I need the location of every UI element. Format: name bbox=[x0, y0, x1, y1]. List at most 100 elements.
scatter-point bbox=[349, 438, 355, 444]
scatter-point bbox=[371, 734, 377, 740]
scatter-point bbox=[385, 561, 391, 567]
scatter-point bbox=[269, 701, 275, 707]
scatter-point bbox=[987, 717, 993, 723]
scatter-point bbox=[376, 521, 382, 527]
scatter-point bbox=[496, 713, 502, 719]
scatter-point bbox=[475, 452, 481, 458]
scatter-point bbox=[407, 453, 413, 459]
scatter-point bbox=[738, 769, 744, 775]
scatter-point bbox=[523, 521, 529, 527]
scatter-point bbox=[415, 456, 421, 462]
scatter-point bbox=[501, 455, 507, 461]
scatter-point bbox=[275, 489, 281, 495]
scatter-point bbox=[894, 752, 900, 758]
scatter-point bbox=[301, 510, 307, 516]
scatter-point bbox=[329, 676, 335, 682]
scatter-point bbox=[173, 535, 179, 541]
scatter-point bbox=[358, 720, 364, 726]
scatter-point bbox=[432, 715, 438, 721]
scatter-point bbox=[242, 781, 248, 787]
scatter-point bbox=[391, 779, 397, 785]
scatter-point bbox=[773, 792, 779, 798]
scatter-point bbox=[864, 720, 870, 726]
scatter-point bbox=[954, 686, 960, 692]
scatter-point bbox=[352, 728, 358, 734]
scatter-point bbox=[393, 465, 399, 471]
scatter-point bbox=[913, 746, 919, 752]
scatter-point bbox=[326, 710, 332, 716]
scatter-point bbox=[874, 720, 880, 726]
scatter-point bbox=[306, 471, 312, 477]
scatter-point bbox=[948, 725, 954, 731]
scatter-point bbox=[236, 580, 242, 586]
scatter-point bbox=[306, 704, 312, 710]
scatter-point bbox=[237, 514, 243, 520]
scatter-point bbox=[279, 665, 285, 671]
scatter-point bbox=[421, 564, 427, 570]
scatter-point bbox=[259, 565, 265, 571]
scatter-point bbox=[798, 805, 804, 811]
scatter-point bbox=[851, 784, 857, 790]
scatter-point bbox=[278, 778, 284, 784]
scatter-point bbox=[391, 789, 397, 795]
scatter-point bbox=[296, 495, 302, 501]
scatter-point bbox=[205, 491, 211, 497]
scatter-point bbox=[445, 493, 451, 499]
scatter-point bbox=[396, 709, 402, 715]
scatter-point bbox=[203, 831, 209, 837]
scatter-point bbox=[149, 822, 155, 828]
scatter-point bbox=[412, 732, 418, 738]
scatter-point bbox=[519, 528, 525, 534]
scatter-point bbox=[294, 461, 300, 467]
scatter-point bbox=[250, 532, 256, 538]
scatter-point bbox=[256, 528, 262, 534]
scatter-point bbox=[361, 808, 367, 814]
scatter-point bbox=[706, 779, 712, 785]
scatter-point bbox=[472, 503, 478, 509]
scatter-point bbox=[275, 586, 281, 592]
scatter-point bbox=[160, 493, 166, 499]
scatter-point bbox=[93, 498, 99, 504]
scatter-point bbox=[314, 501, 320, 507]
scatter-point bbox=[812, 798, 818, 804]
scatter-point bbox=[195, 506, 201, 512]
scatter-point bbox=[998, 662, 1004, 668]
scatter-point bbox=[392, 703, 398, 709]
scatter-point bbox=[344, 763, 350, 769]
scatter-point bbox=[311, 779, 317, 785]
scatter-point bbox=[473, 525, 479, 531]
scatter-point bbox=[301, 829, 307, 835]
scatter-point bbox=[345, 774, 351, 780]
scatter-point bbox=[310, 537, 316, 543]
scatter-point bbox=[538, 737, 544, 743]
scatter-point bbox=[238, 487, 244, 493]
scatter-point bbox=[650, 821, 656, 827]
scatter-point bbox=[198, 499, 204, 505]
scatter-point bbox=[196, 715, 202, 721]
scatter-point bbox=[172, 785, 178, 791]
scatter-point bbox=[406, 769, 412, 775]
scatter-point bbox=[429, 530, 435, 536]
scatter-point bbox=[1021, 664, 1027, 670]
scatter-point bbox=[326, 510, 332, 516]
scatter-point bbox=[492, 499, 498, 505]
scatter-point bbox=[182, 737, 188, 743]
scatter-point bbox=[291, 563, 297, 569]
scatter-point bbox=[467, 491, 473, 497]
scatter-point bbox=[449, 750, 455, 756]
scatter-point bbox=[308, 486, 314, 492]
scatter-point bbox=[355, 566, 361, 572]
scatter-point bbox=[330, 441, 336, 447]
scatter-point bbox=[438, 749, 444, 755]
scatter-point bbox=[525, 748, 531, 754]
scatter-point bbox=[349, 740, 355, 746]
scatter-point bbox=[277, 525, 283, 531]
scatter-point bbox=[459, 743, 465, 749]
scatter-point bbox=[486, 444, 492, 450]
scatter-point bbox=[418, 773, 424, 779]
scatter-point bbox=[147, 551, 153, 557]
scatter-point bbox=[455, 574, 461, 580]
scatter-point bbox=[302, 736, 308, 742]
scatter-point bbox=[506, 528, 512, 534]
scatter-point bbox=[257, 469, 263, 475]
------------------------------------------------------------
_GOAL_
Copy out every row above word for word, keeping the same order.

_RESULT FOR THIS TASK_
I need the location of every UI element. Format: name bbox=[x0, y0, x1, y1]. List at most 100 elements.
scatter-point bbox=[349, 438, 355, 444]
scatter-point bbox=[371, 734, 377, 740]
scatter-point bbox=[385, 561, 391, 567]
scatter-point bbox=[269, 701, 275, 707]
scatter-point bbox=[987, 717, 993, 723]
scatter-point bbox=[376, 521, 382, 527]
scatter-point bbox=[496, 713, 502, 719]
scatter-point bbox=[475, 452, 481, 458]
scatter-point bbox=[407, 453, 413, 459]
scatter-point bbox=[738, 769, 744, 775]
scatter-point bbox=[523, 521, 529, 527]
scatter-point bbox=[415, 456, 421, 462]
scatter-point bbox=[501, 455, 507, 461]
scatter-point bbox=[275, 489, 281, 495]
scatter-point bbox=[894, 752, 900, 758]
scatter-point bbox=[301, 510, 307, 516]
scatter-point bbox=[329, 676, 335, 682]
scatter-point bbox=[173, 535, 179, 541]
scatter-point bbox=[358, 720, 364, 726]
scatter-point bbox=[432, 715, 438, 721]
scatter-point bbox=[242, 781, 248, 787]
scatter-point bbox=[391, 779, 397, 785]
scatter-point bbox=[773, 792, 779, 798]
scatter-point bbox=[864, 720, 870, 726]
scatter-point bbox=[954, 686, 960, 692]
scatter-point bbox=[352, 728, 358, 734]
scatter-point bbox=[393, 465, 399, 471]
scatter-point bbox=[913, 746, 919, 752]
scatter-point bbox=[326, 710, 332, 716]
scatter-point bbox=[874, 720, 880, 726]
scatter-point bbox=[306, 471, 312, 477]
scatter-point bbox=[948, 725, 954, 731]
scatter-point bbox=[236, 580, 242, 586]
scatter-point bbox=[306, 704, 312, 710]
scatter-point bbox=[237, 514, 243, 520]
scatter-point bbox=[279, 665, 285, 671]
scatter-point bbox=[421, 564, 427, 570]
scatter-point bbox=[259, 565, 265, 571]
scatter-point bbox=[798, 805, 804, 811]
scatter-point bbox=[851, 784, 857, 790]
scatter-point bbox=[278, 778, 284, 784]
scatter-point bbox=[391, 789, 397, 795]
scatter-point bbox=[296, 495, 302, 501]
scatter-point bbox=[205, 491, 211, 497]
scatter-point bbox=[445, 493, 451, 499]
scatter-point bbox=[396, 709, 402, 715]
scatter-point bbox=[203, 831, 209, 837]
scatter-point bbox=[149, 822, 155, 828]
scatter-point bbox=[412, 732, 418, 738]
scatter-point bbox=[519, 528, 525, 534]
scatter-point bbox=[294, 461, 300, 467]
scatter-point bbox=[250, 532, 256, 538]
scatter-point bbox=[256, 528, 262, 534]
scatter-point bbox=[361, 808, 367, 814]
scatter-point bbox=[706, 779, 712, 785]
scatter-point bbox=[472, 503, 478, 509]
scatter-point bbox=[275, 586, 281, 592]
scatter-point bbox=[160, 493, 166, 499]
scatter-point bbox=[93, 498, 99, 504]
scatter-point bbox=[314, 501, 320, 507]
scatter-point bbox=[812, 798, 818, 804]
scatter-point bbox=[195, 506, 201, 512]
scatter-point bbox=[998, 662, 1004, 668]
scatter-point bbox=[392, 703, 398, 709]
scatter-point bbox=[344, 763, 350, 769]
scatter-point bbox=[311, 779, 317, 785]
scatter-point bbox=[473, 525, 479, 531]
scatter-point bbox=[301, 829, 307, 835]
scatter-point bbox=[345, 774, 351, 780]
scatter-point bbox=[310, 537, 316, 543]
scatter-point bbox=[538, 737, 544, 743]
scatter-point bbox=[238, 487, 244, 493]
scatter-point bbox=[650, 821, 656, 827]
scatter-point bbox=[198, 499, 204, 505]
scatter-point bbox=[196, 715, 202, 721]
scatter-point bbox=[172, 785, 178, 791]
scatter-point bbox=[406, 769, 412, 775]
scatter-point bbox=[429, 530, 435, 536]
scatter-point bbox=[1021, 664, 1027, 670]
scatter-point bbox=[326, 510, 332, 516]
scatter-point bbox=[492, 499, 498, 505]
scatter-point bbox=[182, 737, 188, 743]
scatter-point bbox=[291, 563, 297, 569]
scatter-point bbox=[467, 491, 473, 497]
scatter-point bbox=[449, 750, 455, 756]
scatter-point bbox=[308, 486, 314, 492]
scatter-point bbox=[355, 566, 361, 572]
scatter-point bbox=[330, 441, 336, 447]
scatter-point bbox=[438, 749, 444, 755]
scatter-point bbox=[525, 748, 531, 754]
scatter-point bbox=[349, 740, 355, 746]
scatter-point bbox=[277, 525, 283, 531]
scatter-point bbox=[459, 743, 465, 749]
scatter-point bbox=[486, 444, 492, 450]
scatter-point bbox=[418, 773, 424, 779]
scatter-point bbox=[147, 551, 153, 557]
scatter-point bbox=[455, 574, 461, 580]
scatter-point bbox=[302, 736, 308, 742]
scatter-point bbox=[506, 528, 512, 534]
scatter-point bbox=[257, 469, 263, 475]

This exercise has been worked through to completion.